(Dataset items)

▼

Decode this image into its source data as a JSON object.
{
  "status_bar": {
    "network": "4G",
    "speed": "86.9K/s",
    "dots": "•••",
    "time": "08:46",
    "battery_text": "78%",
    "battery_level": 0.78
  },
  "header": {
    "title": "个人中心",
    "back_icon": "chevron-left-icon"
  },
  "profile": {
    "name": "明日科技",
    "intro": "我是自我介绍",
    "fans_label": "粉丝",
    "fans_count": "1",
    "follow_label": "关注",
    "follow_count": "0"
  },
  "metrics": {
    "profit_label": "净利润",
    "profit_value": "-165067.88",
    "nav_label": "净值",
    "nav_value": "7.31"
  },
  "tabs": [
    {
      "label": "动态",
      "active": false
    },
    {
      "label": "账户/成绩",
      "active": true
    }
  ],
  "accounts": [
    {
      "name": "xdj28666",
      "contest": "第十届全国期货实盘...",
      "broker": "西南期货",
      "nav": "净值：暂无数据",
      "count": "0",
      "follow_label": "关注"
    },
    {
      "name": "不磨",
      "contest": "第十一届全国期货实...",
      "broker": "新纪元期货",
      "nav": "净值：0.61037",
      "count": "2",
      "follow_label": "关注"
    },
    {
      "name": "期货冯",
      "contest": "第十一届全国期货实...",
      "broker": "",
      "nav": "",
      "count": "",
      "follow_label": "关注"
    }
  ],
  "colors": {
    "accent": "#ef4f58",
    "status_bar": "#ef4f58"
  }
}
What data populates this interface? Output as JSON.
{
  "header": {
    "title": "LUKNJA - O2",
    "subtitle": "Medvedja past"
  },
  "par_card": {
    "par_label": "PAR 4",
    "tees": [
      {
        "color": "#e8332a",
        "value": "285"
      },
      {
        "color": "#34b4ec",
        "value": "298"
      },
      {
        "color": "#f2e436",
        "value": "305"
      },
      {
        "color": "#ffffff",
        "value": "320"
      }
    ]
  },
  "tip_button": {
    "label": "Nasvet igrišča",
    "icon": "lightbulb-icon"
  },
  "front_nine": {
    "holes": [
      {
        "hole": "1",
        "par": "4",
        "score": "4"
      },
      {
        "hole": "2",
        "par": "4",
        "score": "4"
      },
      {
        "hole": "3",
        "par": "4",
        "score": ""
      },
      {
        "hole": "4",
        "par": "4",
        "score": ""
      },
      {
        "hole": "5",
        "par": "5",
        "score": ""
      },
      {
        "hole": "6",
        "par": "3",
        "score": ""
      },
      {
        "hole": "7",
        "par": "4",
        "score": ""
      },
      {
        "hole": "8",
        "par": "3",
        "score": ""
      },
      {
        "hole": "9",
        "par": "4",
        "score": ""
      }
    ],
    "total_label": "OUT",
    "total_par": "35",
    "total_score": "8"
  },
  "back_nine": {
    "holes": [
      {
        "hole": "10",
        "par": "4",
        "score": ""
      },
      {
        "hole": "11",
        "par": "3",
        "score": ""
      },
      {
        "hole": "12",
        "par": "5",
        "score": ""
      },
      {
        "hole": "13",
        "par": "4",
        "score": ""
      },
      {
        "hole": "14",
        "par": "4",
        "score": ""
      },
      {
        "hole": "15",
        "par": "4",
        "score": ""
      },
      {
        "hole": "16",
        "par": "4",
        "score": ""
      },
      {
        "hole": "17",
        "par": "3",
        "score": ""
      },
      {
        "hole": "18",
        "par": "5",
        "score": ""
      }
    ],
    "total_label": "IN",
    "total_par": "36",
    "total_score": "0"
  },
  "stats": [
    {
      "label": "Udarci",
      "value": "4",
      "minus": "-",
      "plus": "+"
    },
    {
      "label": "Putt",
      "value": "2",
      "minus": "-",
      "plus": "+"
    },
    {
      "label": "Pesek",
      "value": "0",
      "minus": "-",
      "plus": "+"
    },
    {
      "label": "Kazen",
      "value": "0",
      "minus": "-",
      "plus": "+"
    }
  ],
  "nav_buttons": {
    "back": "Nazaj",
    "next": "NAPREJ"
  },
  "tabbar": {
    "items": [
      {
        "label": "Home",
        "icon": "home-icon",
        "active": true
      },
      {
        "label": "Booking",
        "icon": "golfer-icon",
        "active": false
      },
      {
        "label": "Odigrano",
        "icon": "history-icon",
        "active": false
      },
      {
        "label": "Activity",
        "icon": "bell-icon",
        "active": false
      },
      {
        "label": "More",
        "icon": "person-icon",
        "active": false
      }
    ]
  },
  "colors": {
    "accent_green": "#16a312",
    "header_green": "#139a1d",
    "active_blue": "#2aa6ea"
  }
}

▲

▸ **Aim**: Copy the material above verbatim.

▸ **Finished task**:
Decode this image into its source data as a JSON object.
{
  "status_bar": {
    "network": "4G",
    "speed": "86.9K/s",
    "dots": "•••",
    "time": "08:46",
    "battery_text": "78%",
    "battery_level": 0.78
  },
  "header": {
    "title": "个人中心",
    "back_icon": "chevron-left-icon"
  },
  "profile": {
    "name": "明日科技",
    "intro": "我是自我介绍",
    "fans_label": "粉丝",
    "fans_count": "1",
    "follow_label": "关注",
    "follow_count": "0"
  },
  "metrics": {
    "profit_label": "净利润",
    "profit_value": "-165067.88",
    "nav_label": "净值",
    "nav_value": "7.31"
  },
  "tabs": [
    {
      "label": "动态",
      "active": false
    },
    {
      "label": "账户/成绩",
      "active": true
    }
  ],
  "accounts": [
    {
      "name": "xdj28666",
      "contest": "第十届全国期货实盘...",
      "broker": "西南期货",
      "nav": "净值：暂无数据",
      "count": "0",
      "follow_label": "关注"
    },
    {
      "name": "不磨",
      "contest": "第十一届全国期货实...",
      "broker": "新纪元期货",
      "nav": "净值：0.61037",
      "count": "2",
      "follow_label": "关注"
    },
    {
      "name": "期货冯",
      "contest": "第十一届全国期货实...",
      "broker": "",
      "nav": "",
      "count": "",
      "follow_label": "关注"
    }
  ],
  "colors": {
    "accent": "#ef4f58",
    "status_bar": "#ef4f58"
  }
}
What data populates this interface? Output as JSON.
{
  "header": {
    "title": "LUKNJA - O2",
    "subtitle": "Medvedja past"
  },
  "par_card": {
    "par_label": "PAR 4",
    "tees": [
      {
        "color": "#e8332a",
        "value": "285"
      },
      {
        "color": "#34b4ec",
        "value": "298"
      },
      {
        "color": "#f2e436",
        "value": "305"
      },
      {
        "color": "#ffffff",
        "value": "320"
      }
    ]
  },
  "tip_button": {
    "label": "Nasvet igrišča",
    "icon": "lightbulb-icon"
  },
  "front_nine": {
    "holes": [
      {
        "hole": "1",
        "par": "4",
        "score": "4"
      },
      {
        "hole": "2",
        "par": "4",
        "score": "4"
      },
      {
        "hole": "3",
        "par": "4",
        "score": ""
      },
      {
        "hole": "4",
        "par": "4",
        "score": ""
      },
      {
        "hole": "5",
        "par": "5",
        "score": ""
      },
      {
        "hole": "6",
        "par": "3",
        "score": ""
      },
      {
        "hole": "7",
        "par": "4",
        "score": ""
      },
      {
        "hole": "8",
        "par": "3",
        "score": ""
      },
      {
        "hole": "9",
        "par": "4",
        "score": ""
      }
    ],
    "total_label": "OUT",
    "total_par": "35",
    "total_score": "8"
  },
  "back_nine": {
    "holes": [
      {
        "hole": "10",
        "par": "4",
        "score": ""
      },
      {
        "hole": "11",
        "par": "3",
        "score": ""
      },
      {
        "hole": "12",
        "par": "5",
        "score": ""
      },
      {
        "hole": "13",
        "par": "4",
        "score": ""
      },
      {
        "hole": "14",
        "par": "4",
        "score": ""
      },
      {
        "hole": "15",
        "par": "4",
        "score": ""
      },
      {
        "hole": "16",
        "par": "4",
        "score": ""
      },
      {
        "hole": "17",
        "par": "3",
        "score": ""
      },
      {
        "hole": "18",
        "par": "5",
        "score": ""
      }
    ],
    "total_label": "IN",
    "total_par": "36",
    "total_score": "0"
  },
  "stats": [
    {
      "label": "Udarci",
      "value": "4",
      "minus": "-",
      "plus": "+"
    },
    {
      "label": "Putt",
      "value": "2",
      "minus": "-",
      "plus": "+"
    },
    {
      "label": "Pesek",
      "value": "0",
      "minus": "-",
      "plus": "+"
    },
    {
      "label": "Kazen",
      "value": "0",
      "minus": "-",
      "plus": "+"
    }
  ],
  "nav_buttons": {
    "back": "Nazaj",
    "next": "NAPREJ"
  },
  "tabbar": {
    "items": [
      {
        "label": "Home",
        "icon": "home-icon",
        "active": true
      },
      {
        "label": "Booking",
        "icon": "golfer-icon",
        "active": false
      },
      {
        "label": "Odigrano",
        "icon": "history-icon",
        "active": false
      },
      {
        "label": "Activity",
        "icon": "bell-icon",
        "active": false
      },
      {
        "label": "More",
        "icon": "person-icon",
        "active": false
      }
    ]
  },
  "colors": {
    "accent_green": "#16a312",
    "header_green": "#139a1d",
    "active_blue": "#2aa6ea"
  }
}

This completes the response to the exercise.